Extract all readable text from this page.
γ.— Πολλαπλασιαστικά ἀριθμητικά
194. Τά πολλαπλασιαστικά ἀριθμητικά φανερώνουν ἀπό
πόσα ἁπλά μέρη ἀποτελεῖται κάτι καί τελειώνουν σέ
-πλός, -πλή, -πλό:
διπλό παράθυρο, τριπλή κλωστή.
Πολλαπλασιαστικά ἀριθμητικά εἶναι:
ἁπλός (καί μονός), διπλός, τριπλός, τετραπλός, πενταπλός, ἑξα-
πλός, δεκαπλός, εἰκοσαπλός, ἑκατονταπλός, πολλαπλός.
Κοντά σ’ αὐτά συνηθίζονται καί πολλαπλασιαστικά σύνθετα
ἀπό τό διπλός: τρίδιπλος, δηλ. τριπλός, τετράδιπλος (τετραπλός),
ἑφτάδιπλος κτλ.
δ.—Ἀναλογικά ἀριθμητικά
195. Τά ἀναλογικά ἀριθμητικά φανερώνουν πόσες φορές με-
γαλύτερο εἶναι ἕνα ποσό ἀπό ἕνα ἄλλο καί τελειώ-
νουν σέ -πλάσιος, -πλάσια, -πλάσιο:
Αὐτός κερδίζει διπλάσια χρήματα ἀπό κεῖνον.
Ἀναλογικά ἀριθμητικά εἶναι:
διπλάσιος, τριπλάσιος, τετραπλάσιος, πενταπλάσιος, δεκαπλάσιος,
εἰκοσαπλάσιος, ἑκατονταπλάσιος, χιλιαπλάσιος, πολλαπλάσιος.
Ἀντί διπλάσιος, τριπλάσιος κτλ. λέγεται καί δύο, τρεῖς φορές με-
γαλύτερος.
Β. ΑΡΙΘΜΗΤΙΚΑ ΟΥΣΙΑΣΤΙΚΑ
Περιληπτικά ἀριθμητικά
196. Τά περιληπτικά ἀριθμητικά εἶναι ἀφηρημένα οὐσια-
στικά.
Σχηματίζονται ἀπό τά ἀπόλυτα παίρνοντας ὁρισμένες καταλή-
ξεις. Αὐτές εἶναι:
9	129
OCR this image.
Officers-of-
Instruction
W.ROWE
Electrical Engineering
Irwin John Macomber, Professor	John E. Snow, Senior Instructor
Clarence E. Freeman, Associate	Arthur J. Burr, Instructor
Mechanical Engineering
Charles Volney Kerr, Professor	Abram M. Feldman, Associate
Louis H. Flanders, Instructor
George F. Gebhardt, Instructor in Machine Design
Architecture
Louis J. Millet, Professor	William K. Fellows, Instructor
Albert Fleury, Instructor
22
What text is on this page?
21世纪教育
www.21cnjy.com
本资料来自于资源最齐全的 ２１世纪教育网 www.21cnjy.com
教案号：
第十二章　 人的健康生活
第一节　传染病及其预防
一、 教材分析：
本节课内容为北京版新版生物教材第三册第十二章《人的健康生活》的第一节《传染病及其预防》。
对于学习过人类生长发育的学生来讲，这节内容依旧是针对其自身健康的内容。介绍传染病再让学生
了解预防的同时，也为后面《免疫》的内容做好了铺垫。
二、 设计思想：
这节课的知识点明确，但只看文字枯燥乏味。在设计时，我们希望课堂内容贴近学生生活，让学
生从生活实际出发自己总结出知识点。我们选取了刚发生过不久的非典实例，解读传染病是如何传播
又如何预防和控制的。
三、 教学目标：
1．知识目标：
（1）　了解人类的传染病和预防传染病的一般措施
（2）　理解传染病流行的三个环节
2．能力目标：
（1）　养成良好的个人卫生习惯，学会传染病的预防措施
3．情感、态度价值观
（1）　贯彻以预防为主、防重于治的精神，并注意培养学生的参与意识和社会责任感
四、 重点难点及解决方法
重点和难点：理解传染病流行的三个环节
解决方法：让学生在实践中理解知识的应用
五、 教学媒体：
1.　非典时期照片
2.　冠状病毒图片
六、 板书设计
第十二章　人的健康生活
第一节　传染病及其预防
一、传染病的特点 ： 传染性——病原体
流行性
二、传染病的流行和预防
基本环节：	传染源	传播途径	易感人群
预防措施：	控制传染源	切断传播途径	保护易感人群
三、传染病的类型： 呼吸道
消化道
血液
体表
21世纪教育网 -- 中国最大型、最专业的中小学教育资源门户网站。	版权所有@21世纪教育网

▶ [TASK DESCRIPTION]
Copy exactly the lines above, from the one containing "OCR this image." through the very last line.

▶ [IN RESPONSE]
OCR this image.
Officers-of-
Instruction
W.ROWE
Electrical Engineering
Irwin John Macomber, Professor	John E. Snow, Senior Instructor
Clarence E. Freeman, Associate	Arthur J. Burr, Instructor
Mechanical Engineering
Charles Volney Kerr, Professor	Abram M. Feldman, Associate
Louis H. Flanders, Instructor
George F. Gebhardt, Instructor in Machine Design
Architecture
Louis J. Millet, Professor	William K. Fellows, Instructor
Albert Fleury, Instructor
22
What text is on this page?
21世纪教育
www.21cnjy.com
本资料来自于资源最齐全的 ２１世纪教育网 www.21cnjy.com
教案号：
第十二章　 人的健康生活
第一节　传染病及其预防
一、 教材分析：
本节课内容为北京版新版生物教材第三册第十二章《人的健康生活》的第一节《传染病及其预防》。
对于学习过人类生长发育的学生来讲，这节内容依旧是针对其自身健康的内容。介绍传染病再让学生
了解预防的同时，也为后面《免疫》的内容做好了铺垫。
二、 设计思想：
这节课的知识点明确，但只看文字枯燥乏味。在设计时，我们希望课堂内容贴近学生生活，让学
生从生活实际出发自己总结出知识点。我们选取了刚发生过不久的非典实例，解读传染病是如何传播
又如何预防和控制的。
三、 教学目标：
1．知识目标：
（1）　了解人类的传染病和预防传染病的一般措施
（2）　理解传染病流行的三个环节
2．能力目标：
（1）　养成良好的个人卫生习惯，学会传染病的预防措施
3．情感、态度价值观
（1）　贯彻以预防为主、防重于治的精神，并注意培养学生的参与意识和社会责任感
四、 重点难点及解决方法
重点和难点：理解传染病流行的三个环节
解决方法：让学生在实践中理解知识的应用
五、 教学媒体：
1.　非典时期照片
2.　冠状病毒图片
六、 板书设计
第十二章　人的健康生活
第一节　传染病及其预防
一、传染病的特点 ： 传染性——病原体
流行性
二、传染病的流行和预防
基本环节：	传染源	传播途径	易感人群
预防措施：	控制传染源	切断传播途径	保护易感人群
三、传染病的类型： 呼吸道
消化道
血液
体表
21世纪教育网 -- 中国最大型、最专业的中小学教育资源门户网站。	版权所有@21世纪教育网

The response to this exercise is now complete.